* [Directions for this task]: Lines holding the string "role" are the ones to copy from this listing.

* [Data records]:
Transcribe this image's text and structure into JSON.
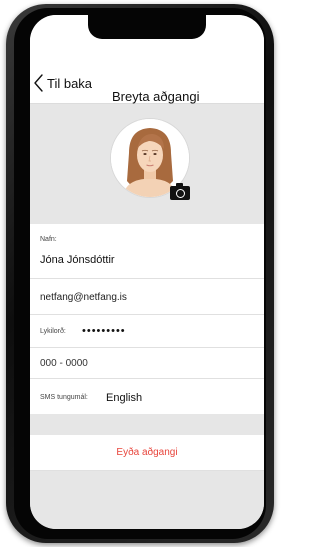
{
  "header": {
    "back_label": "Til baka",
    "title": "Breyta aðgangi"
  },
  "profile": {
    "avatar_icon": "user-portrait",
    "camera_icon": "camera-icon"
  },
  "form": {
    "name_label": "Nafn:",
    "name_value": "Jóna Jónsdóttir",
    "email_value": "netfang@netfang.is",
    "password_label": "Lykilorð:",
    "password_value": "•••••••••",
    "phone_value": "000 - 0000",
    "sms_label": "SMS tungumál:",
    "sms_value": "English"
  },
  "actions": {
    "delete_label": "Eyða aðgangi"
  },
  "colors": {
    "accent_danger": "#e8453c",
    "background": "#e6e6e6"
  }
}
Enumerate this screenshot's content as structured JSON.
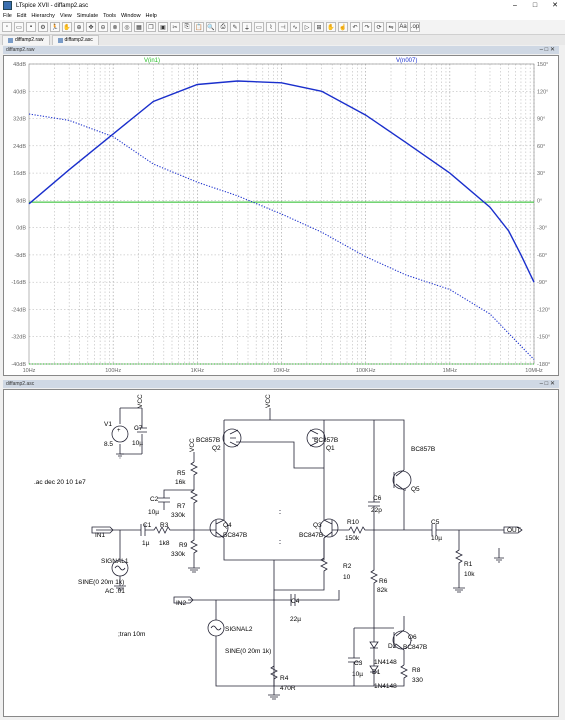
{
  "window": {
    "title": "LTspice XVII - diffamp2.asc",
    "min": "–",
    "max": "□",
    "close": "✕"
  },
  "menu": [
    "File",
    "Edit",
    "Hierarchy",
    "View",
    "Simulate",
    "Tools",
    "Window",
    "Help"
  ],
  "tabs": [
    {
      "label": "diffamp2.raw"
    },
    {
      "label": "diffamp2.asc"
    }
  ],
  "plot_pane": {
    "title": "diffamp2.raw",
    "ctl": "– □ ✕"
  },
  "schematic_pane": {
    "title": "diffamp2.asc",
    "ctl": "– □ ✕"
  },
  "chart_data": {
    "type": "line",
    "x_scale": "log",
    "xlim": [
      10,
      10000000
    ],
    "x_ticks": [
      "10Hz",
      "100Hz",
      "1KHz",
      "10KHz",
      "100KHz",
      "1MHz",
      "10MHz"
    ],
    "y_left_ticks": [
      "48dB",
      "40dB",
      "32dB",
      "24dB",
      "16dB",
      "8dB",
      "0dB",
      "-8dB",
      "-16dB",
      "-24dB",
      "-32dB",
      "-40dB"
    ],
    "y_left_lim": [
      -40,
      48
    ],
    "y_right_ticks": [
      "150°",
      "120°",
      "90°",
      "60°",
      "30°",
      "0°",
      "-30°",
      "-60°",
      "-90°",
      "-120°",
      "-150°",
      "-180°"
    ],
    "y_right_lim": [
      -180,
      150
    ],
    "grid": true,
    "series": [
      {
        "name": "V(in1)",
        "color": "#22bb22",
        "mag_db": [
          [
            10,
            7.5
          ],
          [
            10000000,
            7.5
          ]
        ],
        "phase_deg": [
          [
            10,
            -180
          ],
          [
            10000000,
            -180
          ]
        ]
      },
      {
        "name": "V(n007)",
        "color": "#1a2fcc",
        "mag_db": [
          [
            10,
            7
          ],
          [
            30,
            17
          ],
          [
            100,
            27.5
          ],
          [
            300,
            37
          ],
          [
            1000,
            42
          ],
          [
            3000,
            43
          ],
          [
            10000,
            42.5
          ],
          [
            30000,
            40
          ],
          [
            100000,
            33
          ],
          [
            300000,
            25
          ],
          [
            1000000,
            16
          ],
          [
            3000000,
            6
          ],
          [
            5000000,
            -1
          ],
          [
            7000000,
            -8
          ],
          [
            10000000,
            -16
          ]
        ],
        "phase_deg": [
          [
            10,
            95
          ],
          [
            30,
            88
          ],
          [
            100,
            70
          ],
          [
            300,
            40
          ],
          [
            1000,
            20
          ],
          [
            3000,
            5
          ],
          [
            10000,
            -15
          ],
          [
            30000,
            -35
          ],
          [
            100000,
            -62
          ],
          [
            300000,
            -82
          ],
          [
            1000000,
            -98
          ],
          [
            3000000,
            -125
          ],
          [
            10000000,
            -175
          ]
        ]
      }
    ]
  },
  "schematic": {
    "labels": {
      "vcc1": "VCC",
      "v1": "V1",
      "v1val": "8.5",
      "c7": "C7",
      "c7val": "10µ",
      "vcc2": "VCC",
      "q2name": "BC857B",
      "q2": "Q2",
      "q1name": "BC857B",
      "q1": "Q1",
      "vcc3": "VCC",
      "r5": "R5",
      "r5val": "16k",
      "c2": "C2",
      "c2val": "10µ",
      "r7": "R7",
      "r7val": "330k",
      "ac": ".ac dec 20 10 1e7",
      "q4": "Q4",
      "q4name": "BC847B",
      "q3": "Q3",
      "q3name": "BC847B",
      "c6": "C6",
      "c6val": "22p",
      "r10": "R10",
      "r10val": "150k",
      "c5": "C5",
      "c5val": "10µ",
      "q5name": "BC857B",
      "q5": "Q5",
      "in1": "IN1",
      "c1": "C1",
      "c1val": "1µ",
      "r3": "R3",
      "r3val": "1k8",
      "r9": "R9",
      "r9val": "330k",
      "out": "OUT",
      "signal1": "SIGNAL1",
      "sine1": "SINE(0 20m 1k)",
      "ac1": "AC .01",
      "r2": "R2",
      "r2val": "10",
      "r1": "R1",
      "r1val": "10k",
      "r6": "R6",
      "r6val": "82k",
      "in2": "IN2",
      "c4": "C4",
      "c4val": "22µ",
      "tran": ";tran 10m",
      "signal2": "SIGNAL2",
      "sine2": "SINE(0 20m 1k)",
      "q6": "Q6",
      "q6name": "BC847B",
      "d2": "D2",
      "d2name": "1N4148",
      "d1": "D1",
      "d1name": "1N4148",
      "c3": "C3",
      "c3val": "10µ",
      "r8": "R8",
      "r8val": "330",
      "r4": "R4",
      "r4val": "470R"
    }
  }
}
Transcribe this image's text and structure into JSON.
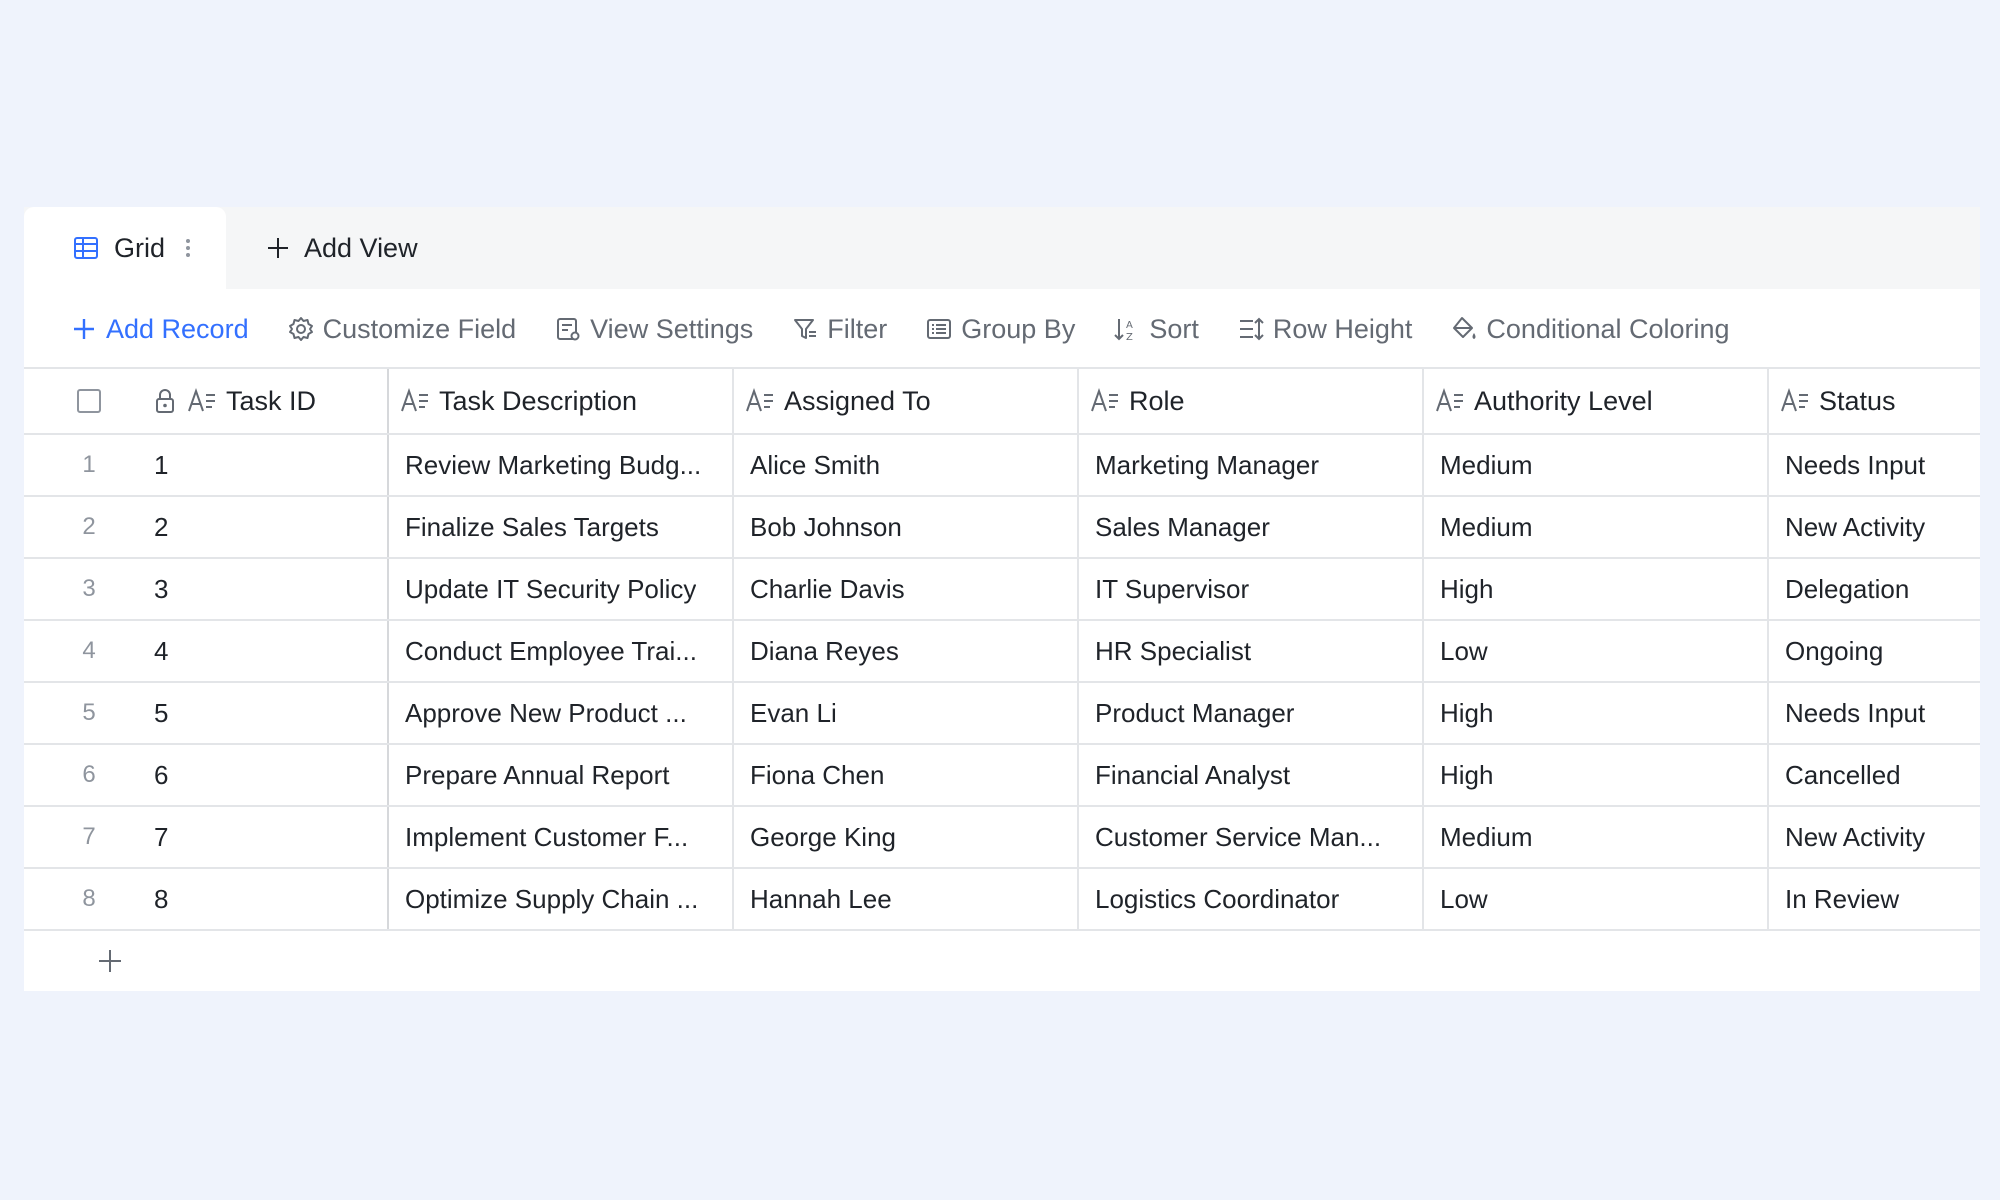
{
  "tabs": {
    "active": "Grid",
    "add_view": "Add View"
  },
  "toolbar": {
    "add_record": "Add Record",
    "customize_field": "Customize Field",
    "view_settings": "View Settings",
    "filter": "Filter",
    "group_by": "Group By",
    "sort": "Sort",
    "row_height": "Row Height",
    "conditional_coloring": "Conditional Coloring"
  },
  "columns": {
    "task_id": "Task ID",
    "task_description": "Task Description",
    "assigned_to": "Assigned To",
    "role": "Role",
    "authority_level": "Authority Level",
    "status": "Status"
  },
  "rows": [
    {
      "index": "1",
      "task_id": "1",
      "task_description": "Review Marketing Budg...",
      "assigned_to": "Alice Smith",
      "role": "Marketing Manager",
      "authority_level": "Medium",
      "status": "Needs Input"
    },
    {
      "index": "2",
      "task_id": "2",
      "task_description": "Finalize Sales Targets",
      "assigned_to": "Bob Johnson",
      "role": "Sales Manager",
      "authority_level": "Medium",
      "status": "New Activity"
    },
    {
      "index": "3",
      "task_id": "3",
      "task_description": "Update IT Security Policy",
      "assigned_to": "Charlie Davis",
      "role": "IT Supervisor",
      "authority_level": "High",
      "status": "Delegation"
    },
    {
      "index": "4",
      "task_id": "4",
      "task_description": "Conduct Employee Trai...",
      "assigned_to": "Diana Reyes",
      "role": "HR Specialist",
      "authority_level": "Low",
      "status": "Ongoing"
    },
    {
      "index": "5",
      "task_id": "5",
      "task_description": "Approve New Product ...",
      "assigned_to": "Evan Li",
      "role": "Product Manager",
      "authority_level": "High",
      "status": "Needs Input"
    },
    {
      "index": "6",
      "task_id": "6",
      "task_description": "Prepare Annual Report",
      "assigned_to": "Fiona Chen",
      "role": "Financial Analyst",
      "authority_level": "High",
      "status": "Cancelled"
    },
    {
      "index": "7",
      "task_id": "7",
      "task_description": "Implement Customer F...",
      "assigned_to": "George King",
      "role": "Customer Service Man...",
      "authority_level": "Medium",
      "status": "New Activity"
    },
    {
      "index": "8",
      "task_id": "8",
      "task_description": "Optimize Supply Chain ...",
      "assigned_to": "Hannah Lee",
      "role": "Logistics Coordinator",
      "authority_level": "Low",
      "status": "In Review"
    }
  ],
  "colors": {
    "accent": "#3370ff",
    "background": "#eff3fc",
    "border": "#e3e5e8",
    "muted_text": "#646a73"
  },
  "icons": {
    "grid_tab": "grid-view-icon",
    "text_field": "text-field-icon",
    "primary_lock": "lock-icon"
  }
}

* [Finished exercise]:
    "role": "Role",
      "role": "Marketing Manager",
      "role": "Sales Manager",
      "role": "IT Supervisor",
      "role": "HR Specialist",
      "role": "Product Manager",
      "role": "Financial Analyst",
      "role": "Customer Service Man...",
      "role": "Logistics Coordinator",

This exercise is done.